Task to complete | Find every line with the word "Index" and give their count, nothing else.
----------
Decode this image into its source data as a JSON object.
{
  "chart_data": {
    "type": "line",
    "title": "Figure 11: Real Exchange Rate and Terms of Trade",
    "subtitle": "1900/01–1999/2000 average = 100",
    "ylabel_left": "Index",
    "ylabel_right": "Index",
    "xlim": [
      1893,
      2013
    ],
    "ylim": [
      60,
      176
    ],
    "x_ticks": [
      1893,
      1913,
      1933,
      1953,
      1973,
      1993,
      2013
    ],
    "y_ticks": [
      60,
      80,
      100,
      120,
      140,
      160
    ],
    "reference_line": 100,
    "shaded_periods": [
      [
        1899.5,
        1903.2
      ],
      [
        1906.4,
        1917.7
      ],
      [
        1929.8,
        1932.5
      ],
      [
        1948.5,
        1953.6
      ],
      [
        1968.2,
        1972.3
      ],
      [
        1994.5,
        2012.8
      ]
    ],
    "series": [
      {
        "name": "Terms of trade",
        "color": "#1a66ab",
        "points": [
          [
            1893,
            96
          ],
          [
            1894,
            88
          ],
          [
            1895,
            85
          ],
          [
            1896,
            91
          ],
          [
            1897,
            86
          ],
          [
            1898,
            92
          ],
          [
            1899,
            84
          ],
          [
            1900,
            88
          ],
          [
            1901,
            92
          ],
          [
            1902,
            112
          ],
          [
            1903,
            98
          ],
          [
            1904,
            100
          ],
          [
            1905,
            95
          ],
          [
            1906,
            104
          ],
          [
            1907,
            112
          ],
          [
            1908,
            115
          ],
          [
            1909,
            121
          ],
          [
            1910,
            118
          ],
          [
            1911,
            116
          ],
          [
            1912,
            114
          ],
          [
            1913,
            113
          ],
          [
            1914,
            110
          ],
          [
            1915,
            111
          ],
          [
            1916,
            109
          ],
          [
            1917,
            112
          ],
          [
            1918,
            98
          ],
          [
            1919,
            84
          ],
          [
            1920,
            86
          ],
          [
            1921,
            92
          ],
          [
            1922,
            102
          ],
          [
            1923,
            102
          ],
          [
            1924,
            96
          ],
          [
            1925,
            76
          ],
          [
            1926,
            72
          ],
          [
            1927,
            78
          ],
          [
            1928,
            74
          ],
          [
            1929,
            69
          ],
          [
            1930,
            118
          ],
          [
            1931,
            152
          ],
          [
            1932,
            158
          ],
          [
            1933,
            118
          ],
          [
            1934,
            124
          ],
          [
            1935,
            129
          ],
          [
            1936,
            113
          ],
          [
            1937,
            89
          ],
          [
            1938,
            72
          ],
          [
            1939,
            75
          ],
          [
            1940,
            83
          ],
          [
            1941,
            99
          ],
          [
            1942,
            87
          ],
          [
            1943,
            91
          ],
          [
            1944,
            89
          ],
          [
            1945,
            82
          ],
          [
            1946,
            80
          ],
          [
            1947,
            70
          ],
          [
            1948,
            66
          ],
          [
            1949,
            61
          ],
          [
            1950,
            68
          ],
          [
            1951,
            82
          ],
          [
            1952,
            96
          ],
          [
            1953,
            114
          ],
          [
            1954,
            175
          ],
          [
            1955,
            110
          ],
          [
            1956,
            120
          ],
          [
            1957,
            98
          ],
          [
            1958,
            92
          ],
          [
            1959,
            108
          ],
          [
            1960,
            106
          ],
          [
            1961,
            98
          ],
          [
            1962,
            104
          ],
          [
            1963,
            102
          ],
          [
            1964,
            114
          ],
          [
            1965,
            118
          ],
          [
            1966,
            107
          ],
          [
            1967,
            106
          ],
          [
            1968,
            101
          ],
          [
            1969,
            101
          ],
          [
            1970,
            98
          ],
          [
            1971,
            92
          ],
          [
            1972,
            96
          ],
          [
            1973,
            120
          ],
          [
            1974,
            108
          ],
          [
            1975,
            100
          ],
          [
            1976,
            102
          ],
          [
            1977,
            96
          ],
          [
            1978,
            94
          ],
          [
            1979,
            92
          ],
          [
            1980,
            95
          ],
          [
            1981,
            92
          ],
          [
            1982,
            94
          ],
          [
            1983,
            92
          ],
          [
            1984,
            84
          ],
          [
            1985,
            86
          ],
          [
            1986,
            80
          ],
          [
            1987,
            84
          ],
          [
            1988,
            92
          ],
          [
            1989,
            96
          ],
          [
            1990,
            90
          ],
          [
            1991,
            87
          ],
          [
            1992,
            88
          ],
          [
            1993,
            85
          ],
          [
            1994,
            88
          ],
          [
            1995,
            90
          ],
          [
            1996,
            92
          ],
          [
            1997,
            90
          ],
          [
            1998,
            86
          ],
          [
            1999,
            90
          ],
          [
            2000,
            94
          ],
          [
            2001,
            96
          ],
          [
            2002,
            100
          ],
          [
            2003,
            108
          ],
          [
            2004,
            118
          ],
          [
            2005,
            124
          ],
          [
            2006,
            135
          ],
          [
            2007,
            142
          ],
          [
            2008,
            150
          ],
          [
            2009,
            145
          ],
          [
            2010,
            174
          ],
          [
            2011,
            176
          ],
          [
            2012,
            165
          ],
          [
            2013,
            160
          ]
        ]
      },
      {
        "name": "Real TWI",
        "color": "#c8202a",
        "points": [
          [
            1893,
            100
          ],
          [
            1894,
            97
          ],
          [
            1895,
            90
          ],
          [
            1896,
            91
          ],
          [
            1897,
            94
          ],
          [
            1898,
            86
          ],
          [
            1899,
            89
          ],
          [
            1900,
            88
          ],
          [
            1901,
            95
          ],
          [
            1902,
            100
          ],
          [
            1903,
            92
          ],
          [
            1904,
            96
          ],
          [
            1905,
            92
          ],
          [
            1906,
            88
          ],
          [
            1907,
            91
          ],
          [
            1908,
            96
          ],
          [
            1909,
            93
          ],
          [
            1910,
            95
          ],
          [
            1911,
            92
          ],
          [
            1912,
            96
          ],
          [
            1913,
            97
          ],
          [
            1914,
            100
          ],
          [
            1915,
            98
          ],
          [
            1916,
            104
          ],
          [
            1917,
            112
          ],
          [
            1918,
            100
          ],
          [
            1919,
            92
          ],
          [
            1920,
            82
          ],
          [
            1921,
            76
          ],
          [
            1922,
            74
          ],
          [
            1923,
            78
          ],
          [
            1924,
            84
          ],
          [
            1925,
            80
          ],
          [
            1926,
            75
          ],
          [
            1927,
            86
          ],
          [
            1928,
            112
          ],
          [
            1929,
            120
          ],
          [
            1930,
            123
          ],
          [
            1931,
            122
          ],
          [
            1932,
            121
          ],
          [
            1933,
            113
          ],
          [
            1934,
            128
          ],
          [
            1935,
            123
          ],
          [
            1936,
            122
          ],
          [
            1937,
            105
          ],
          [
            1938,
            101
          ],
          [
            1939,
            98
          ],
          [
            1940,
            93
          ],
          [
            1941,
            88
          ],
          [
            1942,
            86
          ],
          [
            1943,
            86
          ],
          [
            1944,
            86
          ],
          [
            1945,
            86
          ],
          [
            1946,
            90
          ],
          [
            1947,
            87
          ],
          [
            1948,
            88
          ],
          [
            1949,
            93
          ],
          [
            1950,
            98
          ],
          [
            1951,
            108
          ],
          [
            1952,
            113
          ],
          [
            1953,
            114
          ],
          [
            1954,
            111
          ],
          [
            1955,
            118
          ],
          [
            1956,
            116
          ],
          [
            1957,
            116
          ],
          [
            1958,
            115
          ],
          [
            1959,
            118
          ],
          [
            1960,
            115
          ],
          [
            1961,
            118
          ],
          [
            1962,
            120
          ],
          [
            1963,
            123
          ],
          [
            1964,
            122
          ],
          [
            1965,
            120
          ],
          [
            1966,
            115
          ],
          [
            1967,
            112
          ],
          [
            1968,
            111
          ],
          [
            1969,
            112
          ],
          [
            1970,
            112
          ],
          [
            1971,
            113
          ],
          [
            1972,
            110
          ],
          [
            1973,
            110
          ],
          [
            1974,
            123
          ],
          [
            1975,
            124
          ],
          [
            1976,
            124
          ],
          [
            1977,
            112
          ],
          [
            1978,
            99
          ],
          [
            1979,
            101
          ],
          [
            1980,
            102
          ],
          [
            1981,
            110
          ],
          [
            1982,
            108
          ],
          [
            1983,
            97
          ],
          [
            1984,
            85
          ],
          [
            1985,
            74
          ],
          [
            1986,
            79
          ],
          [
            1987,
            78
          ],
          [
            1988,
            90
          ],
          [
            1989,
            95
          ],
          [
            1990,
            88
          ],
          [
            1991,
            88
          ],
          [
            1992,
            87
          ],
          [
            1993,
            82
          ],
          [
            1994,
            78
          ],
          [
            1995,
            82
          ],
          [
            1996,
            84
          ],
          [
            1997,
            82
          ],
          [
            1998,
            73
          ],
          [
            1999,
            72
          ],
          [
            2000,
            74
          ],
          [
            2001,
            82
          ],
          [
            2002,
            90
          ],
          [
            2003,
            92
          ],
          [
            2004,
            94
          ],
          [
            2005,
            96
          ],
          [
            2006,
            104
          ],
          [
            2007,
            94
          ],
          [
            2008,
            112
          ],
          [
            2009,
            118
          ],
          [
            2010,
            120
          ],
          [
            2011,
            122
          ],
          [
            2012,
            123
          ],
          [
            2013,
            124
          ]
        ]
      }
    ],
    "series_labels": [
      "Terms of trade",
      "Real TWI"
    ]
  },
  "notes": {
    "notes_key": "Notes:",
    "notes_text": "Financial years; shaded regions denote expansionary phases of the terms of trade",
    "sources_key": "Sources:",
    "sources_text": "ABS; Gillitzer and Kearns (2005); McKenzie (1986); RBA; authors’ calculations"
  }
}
----------
Task answer | 2